→ **Exercise prompt**:
Reproduce everything in the mailing-list post on D matrix types from "On 12 March" down to "the same time.", with no changes.

Do we need Mat, Vec, TMmat, Diag, Sym and other matrix types?

Manu turkeyman at gmail.com
Wed Mar 14 05:40:42 UTC 2018


On 12 March 2018 at 20:37, 9il via Digitalmars-d
<digitalmars-d at puremagic.com> wrote:
> Hi All,
>
> The Dlang multidimensional range type, ndslice, is a struct composed a an
> iterator, lengths and possibly strides. It does not own memory and does not
> know anything about its content. ndslice is a faster and extended version of
> numpy.ndarray.
>
> After some work on commercial projects based on Lubeck[1] and ndslice I
> figure out what API and memory management is required to make Dlang super
> fast and  math friendly in the same time.
>
> The concept is the following:
> 1. All memory is managed by a global BetterC thread safe ARC allocator.
> Optionally the allocator can be overloaded.
> 2. User can take an internal ndslice to use mir.ndslice API internally in
> functions.

→ **Provided data**:

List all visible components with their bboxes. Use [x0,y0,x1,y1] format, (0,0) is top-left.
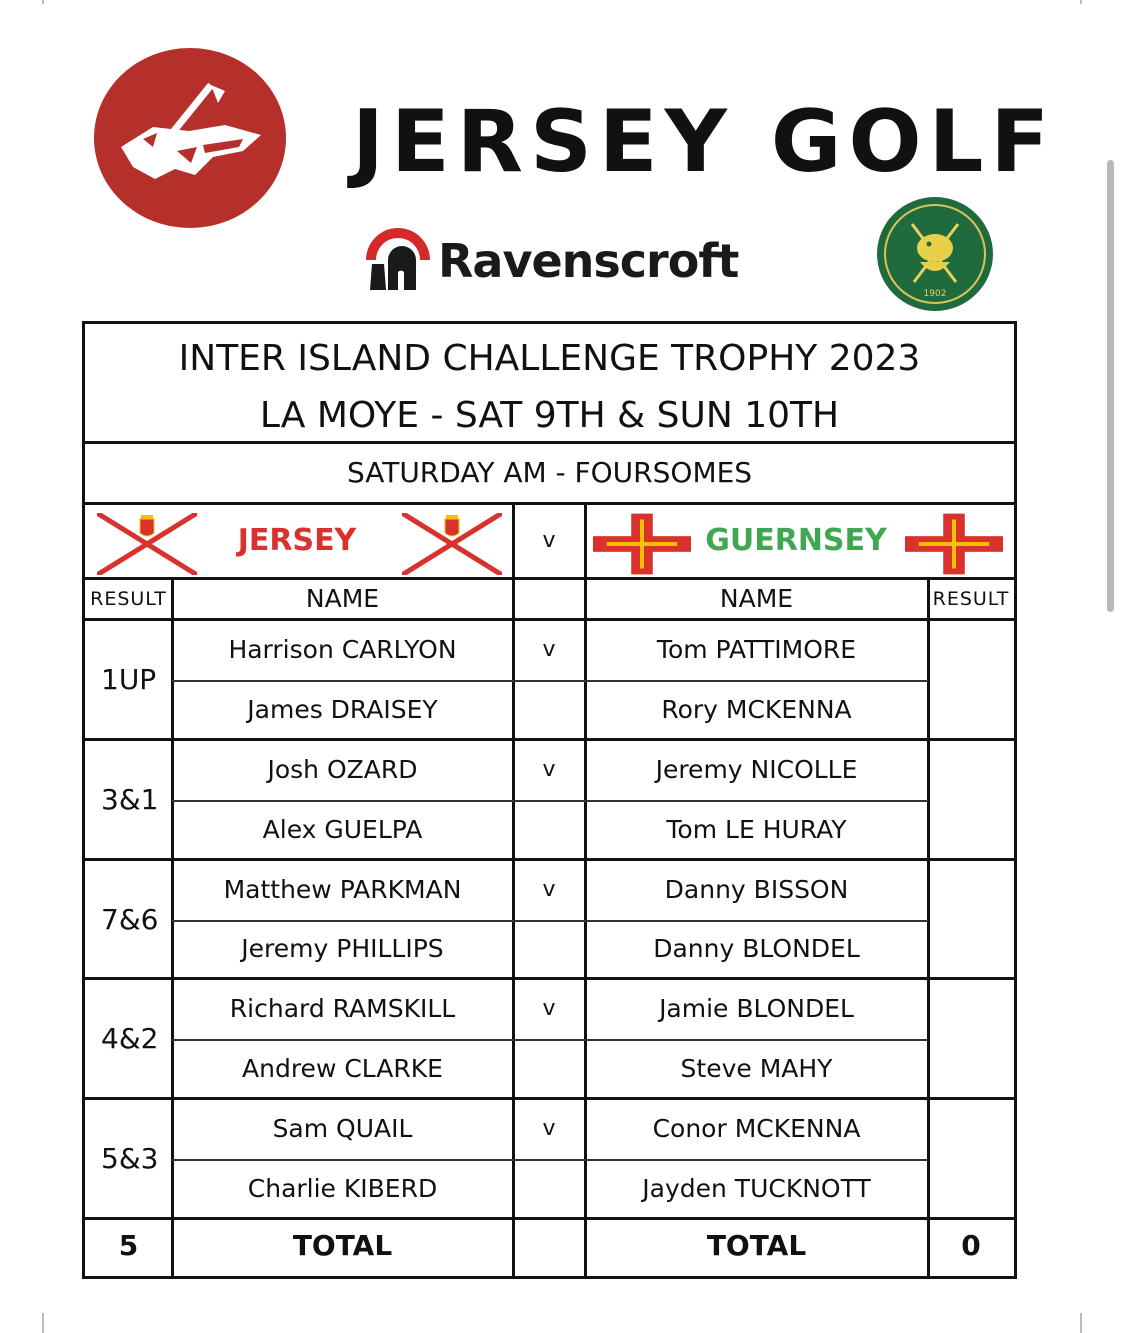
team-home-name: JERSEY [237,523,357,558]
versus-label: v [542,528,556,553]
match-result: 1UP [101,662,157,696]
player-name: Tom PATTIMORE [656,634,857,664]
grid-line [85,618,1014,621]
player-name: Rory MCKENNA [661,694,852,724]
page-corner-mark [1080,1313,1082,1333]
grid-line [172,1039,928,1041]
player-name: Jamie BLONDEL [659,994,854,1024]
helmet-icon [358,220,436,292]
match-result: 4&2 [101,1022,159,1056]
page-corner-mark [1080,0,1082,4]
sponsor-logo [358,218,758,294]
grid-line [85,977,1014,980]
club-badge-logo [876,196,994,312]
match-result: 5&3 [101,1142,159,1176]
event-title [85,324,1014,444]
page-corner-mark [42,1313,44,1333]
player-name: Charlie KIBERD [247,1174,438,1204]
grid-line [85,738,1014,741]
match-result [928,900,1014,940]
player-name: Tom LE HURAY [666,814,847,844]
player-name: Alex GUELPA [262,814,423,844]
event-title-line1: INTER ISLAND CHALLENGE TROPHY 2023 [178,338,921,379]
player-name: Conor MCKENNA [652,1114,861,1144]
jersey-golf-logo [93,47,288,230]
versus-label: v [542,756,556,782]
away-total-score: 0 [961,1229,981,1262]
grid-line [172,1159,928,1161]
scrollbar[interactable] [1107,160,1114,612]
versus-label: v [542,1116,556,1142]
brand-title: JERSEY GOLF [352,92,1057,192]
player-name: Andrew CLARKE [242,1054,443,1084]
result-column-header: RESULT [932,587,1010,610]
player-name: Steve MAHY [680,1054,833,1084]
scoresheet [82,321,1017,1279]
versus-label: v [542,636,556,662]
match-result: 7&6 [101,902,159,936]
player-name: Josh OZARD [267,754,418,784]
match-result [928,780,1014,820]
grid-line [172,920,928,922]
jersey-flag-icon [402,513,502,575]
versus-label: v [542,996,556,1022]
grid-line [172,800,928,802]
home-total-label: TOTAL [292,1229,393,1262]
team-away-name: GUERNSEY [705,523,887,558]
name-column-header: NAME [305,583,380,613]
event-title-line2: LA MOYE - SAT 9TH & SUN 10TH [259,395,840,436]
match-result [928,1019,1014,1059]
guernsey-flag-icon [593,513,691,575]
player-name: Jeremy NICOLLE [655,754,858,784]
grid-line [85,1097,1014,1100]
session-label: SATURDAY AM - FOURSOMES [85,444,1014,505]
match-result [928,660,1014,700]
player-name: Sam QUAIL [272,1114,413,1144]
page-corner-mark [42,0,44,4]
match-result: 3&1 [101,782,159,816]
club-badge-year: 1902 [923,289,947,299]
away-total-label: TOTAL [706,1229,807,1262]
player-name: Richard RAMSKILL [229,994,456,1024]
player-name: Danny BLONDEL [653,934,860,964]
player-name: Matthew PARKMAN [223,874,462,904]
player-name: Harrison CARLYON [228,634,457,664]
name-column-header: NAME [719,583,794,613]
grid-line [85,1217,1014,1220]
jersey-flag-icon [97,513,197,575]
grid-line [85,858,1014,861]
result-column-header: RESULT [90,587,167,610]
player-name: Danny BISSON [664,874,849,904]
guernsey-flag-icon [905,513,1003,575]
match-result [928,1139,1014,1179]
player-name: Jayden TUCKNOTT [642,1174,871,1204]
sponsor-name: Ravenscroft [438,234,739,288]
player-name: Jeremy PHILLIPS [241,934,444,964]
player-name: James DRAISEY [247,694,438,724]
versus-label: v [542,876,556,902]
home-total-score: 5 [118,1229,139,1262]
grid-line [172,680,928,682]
--
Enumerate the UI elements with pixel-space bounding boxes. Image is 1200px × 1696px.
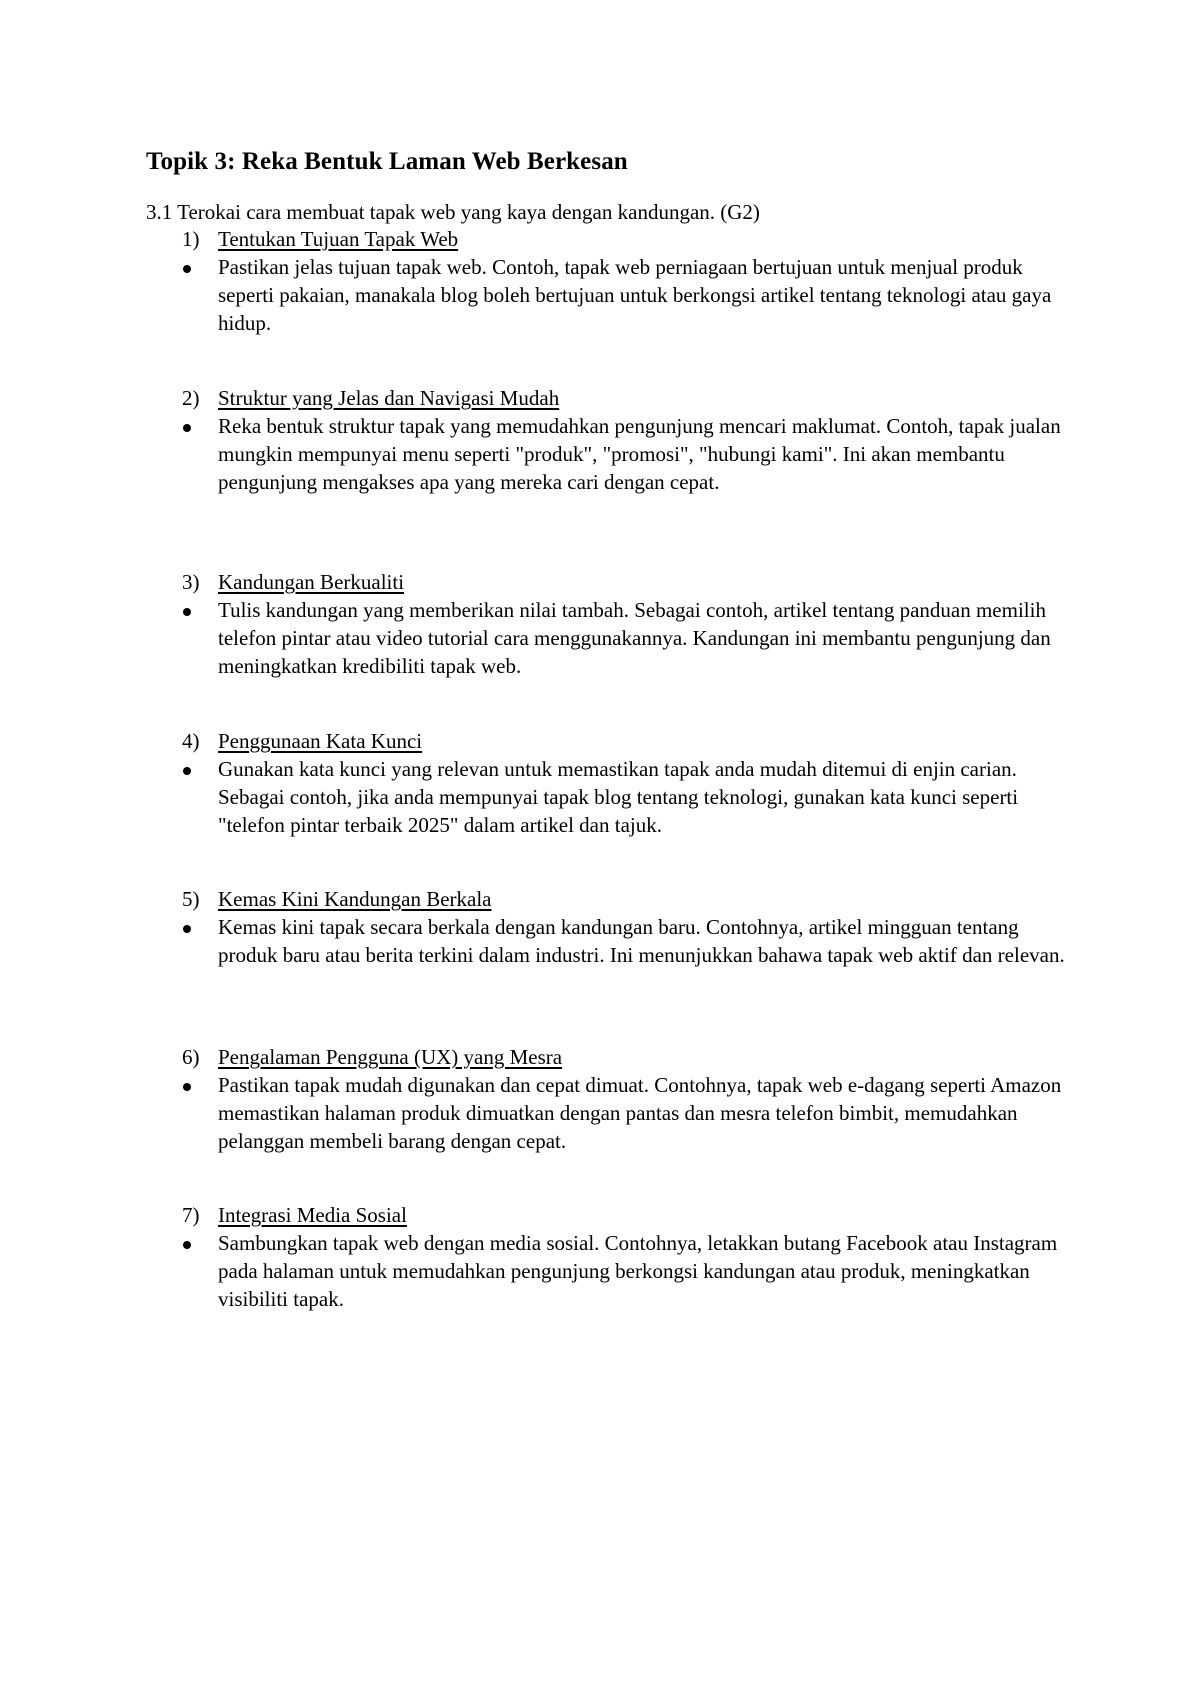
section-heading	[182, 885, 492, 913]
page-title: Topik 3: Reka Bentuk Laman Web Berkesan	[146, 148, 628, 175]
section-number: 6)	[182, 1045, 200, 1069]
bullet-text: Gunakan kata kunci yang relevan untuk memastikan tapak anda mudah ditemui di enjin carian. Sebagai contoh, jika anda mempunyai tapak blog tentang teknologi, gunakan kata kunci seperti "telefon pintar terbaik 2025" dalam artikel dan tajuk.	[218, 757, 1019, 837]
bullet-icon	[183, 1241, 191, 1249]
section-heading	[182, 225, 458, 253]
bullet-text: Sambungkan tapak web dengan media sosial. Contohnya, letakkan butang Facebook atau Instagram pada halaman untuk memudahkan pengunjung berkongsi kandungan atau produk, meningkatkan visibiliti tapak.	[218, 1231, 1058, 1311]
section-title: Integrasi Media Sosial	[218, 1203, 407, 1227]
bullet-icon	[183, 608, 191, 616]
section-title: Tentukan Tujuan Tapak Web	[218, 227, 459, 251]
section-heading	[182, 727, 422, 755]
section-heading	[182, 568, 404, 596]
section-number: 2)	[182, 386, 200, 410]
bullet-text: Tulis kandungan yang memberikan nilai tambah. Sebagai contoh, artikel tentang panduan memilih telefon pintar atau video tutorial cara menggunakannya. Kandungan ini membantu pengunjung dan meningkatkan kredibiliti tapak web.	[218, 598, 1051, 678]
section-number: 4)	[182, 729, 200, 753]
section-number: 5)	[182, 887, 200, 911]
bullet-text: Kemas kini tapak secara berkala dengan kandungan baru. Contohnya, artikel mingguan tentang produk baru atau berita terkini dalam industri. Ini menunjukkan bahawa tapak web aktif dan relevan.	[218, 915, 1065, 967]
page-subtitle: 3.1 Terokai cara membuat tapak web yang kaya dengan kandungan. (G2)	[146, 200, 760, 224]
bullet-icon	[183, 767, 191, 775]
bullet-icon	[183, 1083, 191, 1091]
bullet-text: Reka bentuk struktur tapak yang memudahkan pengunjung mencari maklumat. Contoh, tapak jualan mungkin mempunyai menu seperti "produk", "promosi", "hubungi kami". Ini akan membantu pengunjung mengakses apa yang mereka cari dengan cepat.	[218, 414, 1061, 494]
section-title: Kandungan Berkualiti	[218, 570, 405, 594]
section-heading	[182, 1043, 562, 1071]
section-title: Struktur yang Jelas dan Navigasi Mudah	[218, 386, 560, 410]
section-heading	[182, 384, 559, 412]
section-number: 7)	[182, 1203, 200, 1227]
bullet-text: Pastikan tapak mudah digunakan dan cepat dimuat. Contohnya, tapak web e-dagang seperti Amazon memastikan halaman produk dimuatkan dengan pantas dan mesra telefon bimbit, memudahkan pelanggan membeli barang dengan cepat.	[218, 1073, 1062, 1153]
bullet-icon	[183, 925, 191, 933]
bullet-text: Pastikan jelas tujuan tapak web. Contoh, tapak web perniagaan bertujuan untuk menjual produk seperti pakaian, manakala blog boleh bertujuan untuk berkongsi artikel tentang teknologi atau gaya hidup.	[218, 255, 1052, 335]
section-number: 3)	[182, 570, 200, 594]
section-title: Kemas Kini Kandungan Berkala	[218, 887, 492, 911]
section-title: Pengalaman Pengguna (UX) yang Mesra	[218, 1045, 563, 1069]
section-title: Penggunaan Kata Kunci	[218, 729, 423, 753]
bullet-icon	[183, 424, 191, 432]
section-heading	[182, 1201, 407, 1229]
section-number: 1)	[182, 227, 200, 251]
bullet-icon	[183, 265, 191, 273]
==
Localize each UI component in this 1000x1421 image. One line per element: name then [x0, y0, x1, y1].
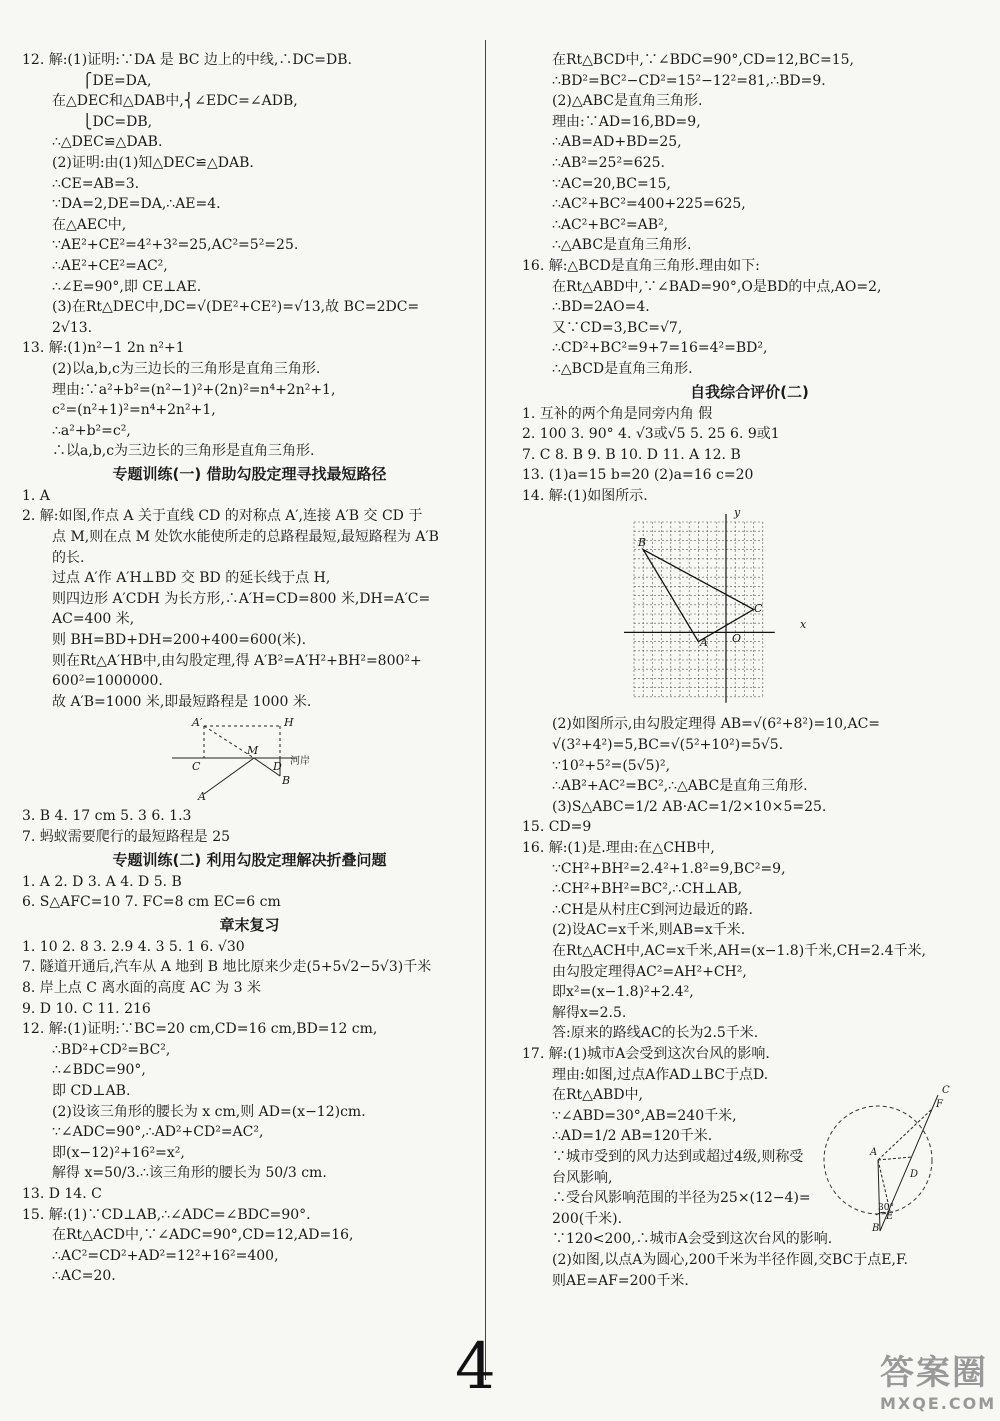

→ **Result of this exercise**:
On 12 March 2018 at 20:37, 9il via Digitalmars-d
<digitalmars-d at puremagic.com> wrote:
> Hi All,
>
> The Dlang multidimensional range type, ndslice, is a struct composed a an
> iterator, lengths and possibly strides. It does not own memory and does not
> know anything about its content. ndslice is a faster and extended version of
> numpy.ndarray.
>
> After some work on commercial projects based on Lubeck[1] and ndslice I
> figure out what API and memory management is required to make Dlang super
> fast and  math friendly in the same time.